[Job] Copy out each line of the data holding "title".

[Dataset entries]
********************

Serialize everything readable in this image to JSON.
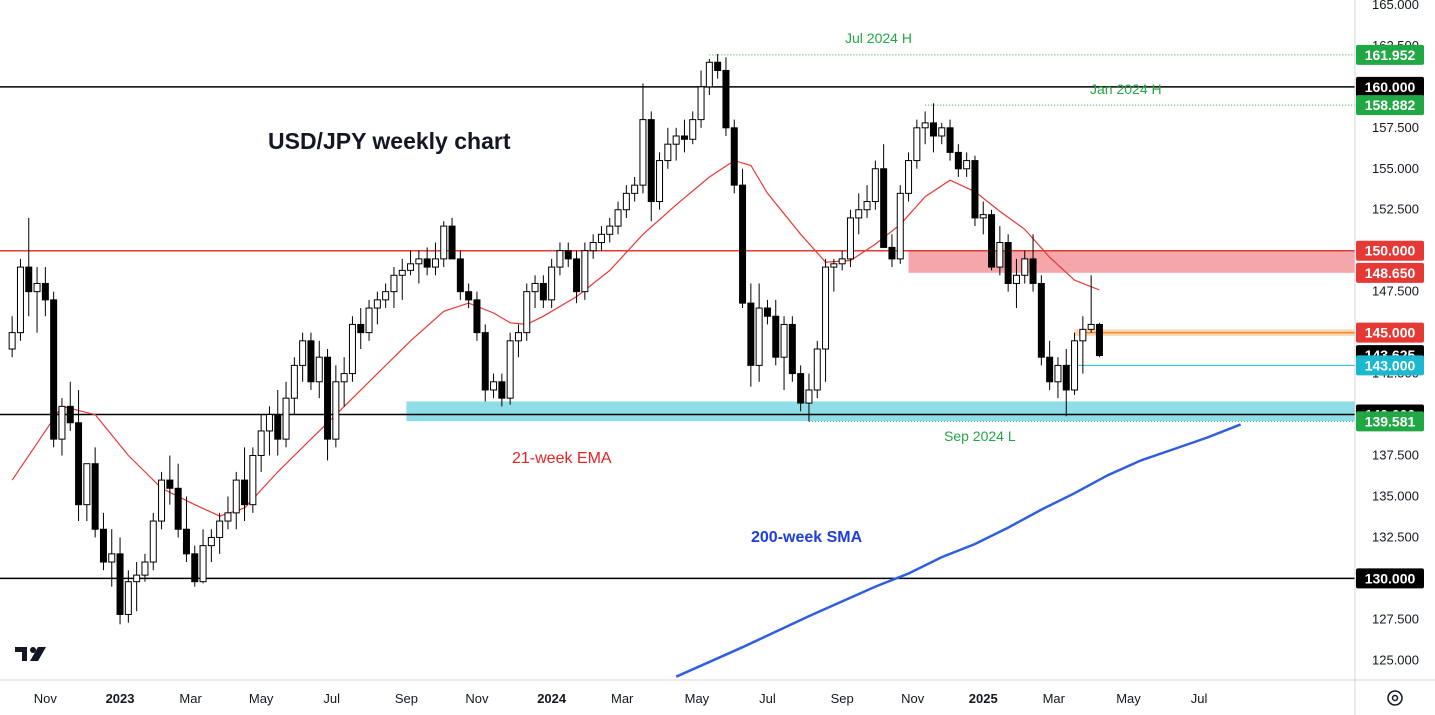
{
  "chart_data": {
    "type": "candlestick",
    "title": "USD/JPY weekly chart",
    "ylim": [
      123.8,
      165.3
    ],
    "y_ticks": [
      125.0,
      127.5,
      130.0,
      132.5,
      135.0,
      137.5,
      140.0,
      142.5,
      145.0,
      147.5,
      150.0,
      152.5,
      155.0,
      157.5,
      160.0,
      162.5,
      165.0
    ],
    "x_ticks": [
      {
        "label": "Nov",
        "t": 4,
        "bold": false
      },
      {
        "label": "2023",
        "t": 13,
        "bold": true
      },
      {
        "label": "Mar",
        "t": 21.5,
        "bold": false
      },
      {
        "label": "May",
        "t": 30,
        "bold": false
      },
      {
        "label": "Jul",
        "t": 38.5,
        "bold": false
      },
      {
        "label": "Sep",
        "t": 47.5,
        "bold": false
      },
      {
        "label": "Nov",
        "t": 56,
        "bold": false
      },
      {
        "label": "2024",
        "t": 65,
        "bold": true
      },
      {
        "label": "Mar",
        "t": 73.5,
        "bold": false
      },
      {
        "label": "May",
        "t": 82.5,
        "bold": false
      },
      {
        "label": "Jul",
        "t": 91,
        "bold": false
      },
      {
        "label": "Sep",
        "t": 100,
        "bold": false
      },
      {
        "label": "Nov",
        "t": 108.5,
        "bold": false
      },
      {
        "label": "2025",
        "t": 117,
        "bold": true
      },
      {
        "label": "Mar",
        "t": 125.5,
        "bold": false
      },
      {
        "label": "May",
        "t": 134.5,
        "bold": false
      },
      {
        "label": "Jul",
        "t": 143,
        "bold": false
      }
    ],
    "candles": [
      [
        0,
        144.0,
        146.0,
        143.5,
        145.0
      ],
      [
        1,
        145.0,
        149.5,
        144.5,
        149.0
      ],
      [
        2,
        149.0,
        152.0,
        146.0,
        147.5
      ],
      [
        3,
        147.5,
        149.0,
        145.0,
        148.0
      ],
      [
        4,
        148.0,
        149.0,
        146.0,
        147.0
      ],
      [
        5,
        147.0,
        147.5,
        138.0,
        138.5
      ],
      [
        6,
        138.5,
        141.0,
        137.5,
        140.5
      ],
      [
        7,
        140.5,
        142.0,
        139.0,
        139.5
      ],
      [
        8,
        139.5,
        141.5,
        133.5,
        134.5
      ],
      [
        9,
        134.5,
        137.0,
        133.5,
        137.0
      ],
      [
        10,
        137.0,
        138.0,
        132.5,
        133.0
      ],
      [
        11,
        133.0,
        134.0,
        130.5,
        131.0
      ],
      [
        12,
        131.0,
        133.0,
        129.5,
        131.5
      ],
      [
        13,
        131.5,
        132.5,
        127.2,
        127.8
      ],
      [
        14,
        127.8,
        130.5,
        127.3,
        129.8
      ],
      [
        15,
        129.8,
        131.0,
        128.0,
        130.2
      ],
      [
        16,
        130.2,
        131.5,
        129.8,
        131.0
      ],
      [
        17,
        131.0,
        134.0,
        130.5,
        133.5
      ],
      [
        18,
        133.5,
        136.5,
        133.0,
        136.0
      ],
      [
        19,
        136.0,
        137.5,
        134.5,
        135.5
      ],
      [
        20,
        135.5,
        137.0,
        132.5,
        133.0
      ],
      [
        21,
        133.0,
        135.0,
        131.0,
        131.5
      ],
      [
        22,
        131.5,
        132.0,
        129.5,
        129.8
      ],
      [
        23,
        129.8,
        133.0,
        129.7,
        132.0
      ],
      [
        24,
        132.0,
        133.0,
        131.0,
        132.5
      ],
      [
        25,
        132.5,
        134.0,
        131.5,
        133.5
      ],
      [
        26,
        133.5,
        135.0,
        133.0,
        134.0
      ],
      [
        27,
        134.0,
        136.5,
        133.0,
        136.0
      ],
      [
        28,
        136.0,
        138.0,
        133.5,
        134.5
      ],
      [
        29,
        134.5,
        138.0,
        134.0,
        137.5
      ],
      [
        30,
        137.5,
        140.0,
        136.5,
        139.0
      ],
      [
        31,
        139.0,
        140.5,
        137.5,
        140.0
      ],
      [
        32,
        140.0,
        141.5,
        137.5,
        138.5
      ],
      [
        33,
        138.5,
        142.0,
        138.0,
        141.0
      ],
      [
        34,
        141.0,
        143.5,
        140.0,
        143.0
      ],
      [
        35,
        143.0,
        145.0,
        142.0,
        144.5
      ],
      [
        36,
        144.5,
        145.0,
        141.5,
        142.0
      ],
      [
        37,
        142.0,
        144.5,
        141.0,
        143.5
      ],
      [
        38,
        143.5,
        144.0,
        137.2,
        138.5
      ],
      [
        39,
        138.5,
        143.0,
        138.0,
        142.0
      ],
      [
        40,
        142.0,
        143.5,
        140.5,
        142.5
      ],
      [
        41,
        142.5,
        146.0,
        142.0,
        145.5
      ],
      [
        42,
        145.5,
        146.5,
        144.0,
        145.0
      ],
      [
        43,
        145.0,
        147.0,
        144.5,
        146.5
      ],
      [
        44,
        146.5,
        147.5,
        145.5,
        147.0
      ],
      [
        45,
        147.0,
        148.0,
        146.5,
        147.5
      ],
      [
        46,
        147.5,
        149.0,
        146.5,
        148.5
      ],
      [
        47,
        148.5,
        149.5,
        147.0,
        148.8
      ],
      [
        48,
        148.8,
        150.0,
        148.5,
        149.2
      ],
      [
        49,
        149.2,
        150.0,
        148.0,
        149.5
      ],
      [
        50,
        149.5,
        150.2,
        148.5,
        149.0
      ],
      [
        51,
        149.0,
        150.5,
        148.5,
        149.5
      ],
      [
        52,
        149.5,
        151.8,
        149.0,
        151.5
      ],
      [
        53,
        151.5,
        152.0,
        149.5,
        149.5
      ],
      [
        54,
        149.5,
        150.0,
        147.0,
        147.5
      ],
      [
        55,
        147.5,
        148.0,
        146.5,
        147.0
      ],
      [
        56,
        147.0,
        147.5,
        144.5,
        145.0
      ],
      [
        57,
        145.0,
        145.5,
        140.8,
        141.5
      ],
      [
        58,
        141.5,
        142.5,
        141.0,
        142.0
      ],
      [
        59,
        142.0,
        142.5,
        140.5,
        141.0
      ],
      [
        60,
        141.0,
        145.0,
        140.6,
        144.5
      ],
      [
        61,
        144.5,
        145.5,
        143.5,
        145.0
      ],
      [
        62,
        145.0,
        148.0,
        144.5,
        147.5
      ],
      [
        63,
        147.5,
        148.5,
        146.5,
        148.0
      ],
      [
        64,
        148.0,
        148.5,
        146.5,
        147.0
      ],
      [
        65,
        147.0,
        149.5,
        146.5,
        149.0
      ],
      [
        66,
        149.0,
        150.5,
        148.5,
        150.0
      ],
      [
        67,
        150.0,
        150.5,
        149.0,
        149.5
      ],
      [
        68,
        149.5,
        150.0,
        146.8,
        147.5
      ],
      [
        69,
        147.5,
        150.5,
        147.0,
        150.0
      ],
      [
        70,
        150.0,
        151.0,
        149.5,
        150.5
      ],
      [
        71,
        150.5,
        151.5,
        150.0,
        151.0
      ],
      [
        72,
        151.0,
        152.0,
        150.5,
        151.5
      ],
      [
        73,
        151.5,
        153.0,
        151.0,
        152.5
      ],
      [
        74,
        152.5,
        154.0,
        152.0,
        153.5
      ],
      [
        75,
        153.5,
        154.5,
        153.0,
        154.0
      ],
      [
        76,
        154.0,
        160.2,
        153.5,
        158.0
      ],
      [
        77,
        158.0,
        158.5,
        151.8,
        153.0
      ],
      [
        78,
        153.0,
        156.0,
        152.5,
        155.5
      ],
      [
        79,
        155.5,
        157.5,
        155.0,
        156.5
      ],
      [
        80,
        156.5,
        157.5,
        155.5,
        157.0
      ],
      [
        81,
        157.0,
        158.0,
        156.0,
        156.8
      ],
      [
        82,
        156.8,
        158.5,
        156.5,
        158.0
      ],
      [
        83,
        158.0,
        161.0,
        157.5,
        160.0
      ],
      [
        84,
        160.0,
        161.7,
        159.5,
        161.5
      ],
      [
        85,
        161.5,
        162.0,
        160.5,
        161.0
      ],
      [
        86,
        161.0,
        161.8,
        157.0,
        157.5
      ],
      [
        87,
        157.5,
        158.0,
        153.5,
        154.0
      ],
      [
        88,
        154.0,
        155.0,
        146.5,
        146.8
      ],
      [
        89,
        146.8,
        148.0,
        141.7,
        143.0
      ],
      [
        90,
        143.0,
        148.0,
        142.0,
        146.5
      ],
      [
        91,
        146.5,
        147.0,
        145.5,
        146.0
      ],
      [
        92,
        146.0,
        147.0,
        143.0,
        143.5
      ],
      [
        93,
        143.5,
        146.0,
        141.5,
        145.5
      ],
      [
        94,
        145.5,
        146.0,
        142.0,
        142.5
      ],
      [
        95,
        142.5,
        143.0,
        140.2,
        140.7
      ],
      [
        96,
        140.7,
        142.5,
        139.58,
        141.5
      ],
      [
        97,
        141.5,
        144.5,
        141.0,
        144.0
      ],
      [
        98,
        144.0,
        149.5,
        142.0,
        149.0
      ],
      [
        99,
        149.0,
        149.5,
        147.5,
        149.2
      ],
      [
        100,
        149.2,
        150.0,
        148.8,
        149.5
      ],
      [
        101,
        149.5,
        152.5,
        149.0,
        152.0
      ],
      [
        102,
        152.0,
        153.5,
        151.0,
        152.5
      ],
      [
        103,
        152.5,
        154.0,
        152.0,
        153.0
      ],
      [
        104,
        153.0,
        155.5,
        152.5,
        155.0
      ],
      [
        105,
        155.0,
        156.5,
        150.5,
        150.2
      ],
      [
        106,
        150.2,
        151.0,
        149.0,
        149.5
      ],
      [
        107,
        149.5,
        154.0,
        149.2,
        153.5
      ],
      [
        108,
        153.5,
        156.0,
        153.0,
        155.5
      ],
      [
        109,
        155.5,
        158.0,
        155.0,
        157.5
      ],
      [
        110,
        157.5,
        158.5,
        156.5,
        157.8
      ],
      [
        111,
        157.8,
        159.0,
        156.0,
        157.0
      ],
      [
        112,
        157.0,
        157.8,
        156.5,
        157.5
      ],
      [
        113,
        157.5,
        158.0,
        155.5,
        156.0
      ],
      [
        114,
        156.0,
        156.5,
        154.5,
        155.0
      ],
      [
        115,
        155.0,
        156.0,
        154.5,
        155.5
      ],
      [
        116,
        155.5,
        155.8,
        151.5,
        152.0
      ],
      [
        117,
        152.0,
        153.0,
        151.0,
        152.2
      ],
      [
        118,
        152.2,
        152.5,
        148.8,
        149.0
      ],
      [
        119,
        149.0,
        151.5,
        148.5,
        150.5
      ],
      [
        120,
        150.5,
        151.0,
        147.5,
        148.0
      ],
      [
        121,
        148.0,
        149.5,
        146.5,
        148.5
      ],
      [
        122,
        148.5,
        150.0,
        148.0,
        149.5
      ],
      [
        123,
        149.5,
        151.0,
        147.5,
        148.0
      ],
      [
        124,
        148.0,
        148.5,
        143.0,
        143.5
      ],
      [
        125,
        143.5,
        144.5,
        141.5,
        142.0
      ],
      [
        126,
        142.0,
        143.5,
        141.0,
        143.0
      ],
      [
        127,
        143.0,
        144.0,
        139.9,
        141.5
      ],
      [
        128,
        141.5,
        145.0,
        141.2,
        144.5
      ],
      [
        129,
        144.5,
        146.0,
        142.5,
        145.2
      ],
      [
        130,
        145.2,
        148.5,
        145.0,
        145.5
      ],
      [
        131,
        145.5,
        145.6,
        143.5,
        143.6
      ]
    ],
    "ema21": [
      [
        0,
        136.0
      ],
      [
        4,
        139.0
      ],
      [
        6,
        140.5
      ],
      [
        10,
        140.0
      ],
      [
        14,
        137.5
      ],
      [
        18,
        135.5
      ],
      [
        22,
        134.5
      ],
      [
        25,
        133.8
      ],
      [
        28,
        134.3
      ],
      [
        32,
        136.5
      ],
      [
        36,
        138.5
      ],
      [
        40,
        140.5
      ],
      [
        44,
        142.5
      ],
      [
        48,
        144.5
      ],
      [
        52,
        146.3
      ],
      [
        55,
        146.8
      ],
      [
        58,
        146.2
      ],
      [
        60,
        145.6
      ],
      [
        62,
        145.5
      ],
      [
        64,
        146.0
      ],
      [
        68,
        147.2
      ],
      [
        72,
        148.8
      ],
      [
        76,
        151.0
      ],
      [
        80,
        152.8
      ],
      [
        84,
        154.5
      ],
      [
        87,
        155.5
      ],
      [
        89,
        155.2
      ],
      [
        91,
        153.5
      ],
      [
        95,
        151.0
      ],
      [
        98,
        149.3
      ],
      [
        101,
        149.4
      ],
      [
        104,
        150.4
      ],
      [
        107,
        151.6
      ],
      [
        110,
        153.3
      ],
      [
        113,
        154.3
      ],
      [
        116,
        153.6
      ],
      [
        119,
        152.4
      ],
      [
        122,
        151.3
      ],
      [
        125,
        149.6
      ],
      [
        128,
        148.2
      ],
      [
        131,
        147.6
      ]
    ],
    "sma200": [
      [
        80,
        124.0
      ],
      [
        88,
        125.8
      ],
      [
        96,
        127.7
      ],
      [
        104,
        129.5
      ],
      [
        108,
        130.3
      ],
      [
        112,
        131.3
      ],
      [
        116,
        132.1
      ],
      [
        120,
        133.1
      ],
      [
        124,
        134.2
      ],
      [
        128,
        135.2
      ],
      [
        132,
        136.3
      ],
      [
        136,
        137.2
      ],
      [
        140,
        137.9
      ],
      [
        144,
        138.6
      ],
      [
        148,
        139.4
      ],
      [
        152,
        140.1
      ],
      [
        156,
        140.6
      ],
      [
        160,
        141.2
      ]
    ],
    "levels": [
      {
        "price": 160.0,
        "color": "#000000"
      },
      {
        "price": 150.0,
        "color": "#e53935"
      },
      {
        "price": 140.0,
        "color": "#000000"
      },
      {
        "price": 130.0,
        "color": "#000000"
      }
    ],
    "zones": [
      {
        "from": 148.65,
        "to": 150.0,
        "t_start": 108,
        "color": "#f4a6ab"
      },
      {
        "from": 139.6,
        "to": 140.8,
        "t_start": 47.5,
        "color": "#8fdde8"
      },
      {
        "from": 144.8,
        "to": 145.2,
        "t_start": 128,
        "color": "#fcd8b0"
      }
    ],
    "dotted_levels": [
      {
        "price": 161.952,
        "t_start": 84
      },
      {
        "price": 158.882,
        "t_start": 110
      },
      {
        "price": 139.581,
        "t_start": 96
      }
    ],
    "price_tags": [
      {
        "label": "161.952",
        "price": 161.952,
        "bg": "#22a745"
      },
      {
        "label": "160.000",
        "price": 160.0,
        "bg": "#000000"
      },
      {
        "label": "158.882",
        "price": 158.882,
        "bg": "#22a745"
      },
      {
        "label": "150.000",
        "price": 150.0,
        "bg": "#e53935"
      },
      {
        "label": "148.650",
        "price": 148.65,
        "bg": "#e53935"
      },
      {
        "label": "145.000",
        "price": 145.0,
        "bg": "#e53935"
      },
      {
        "label": "143.625",
        "price": 143.625,
        "bg": "#000000"
      },
      {
        "label": "143.000",
        "price": 143.0,
        "bg": "#1cb8cf"
      },
      {
        "label": "140.000",
        "price": 140.0,
        "bg": "#000000"
      },
      {
        "label": "139.581",
        "price": 139.581,
        "bg": "#22a745"
      },
      {
        "label": "130.000",
        "price": 130.0,
        "bg": "#000000"
      }
    ],
    "annotations": {
      "title": "USD/JPY weekly chart",
      "jul_high": "Jul 2024 H",
      "jan_high": "Jan 2024 H",
      "sep_low": "Sep 2024 L",
      "ema_label": "21-week EMA",
      "sma_label": "200-week SMA"
    },
    "colors": {
      "up": "#ffffff",
      "down": "#000000",
      "ema": "#e53935",
      "sma": "#2f5fe0"
    }
  }
}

********************

[Task result]
    "title": "USD/JPY weekly chart",
      "title": "USD/JPY weekly chart",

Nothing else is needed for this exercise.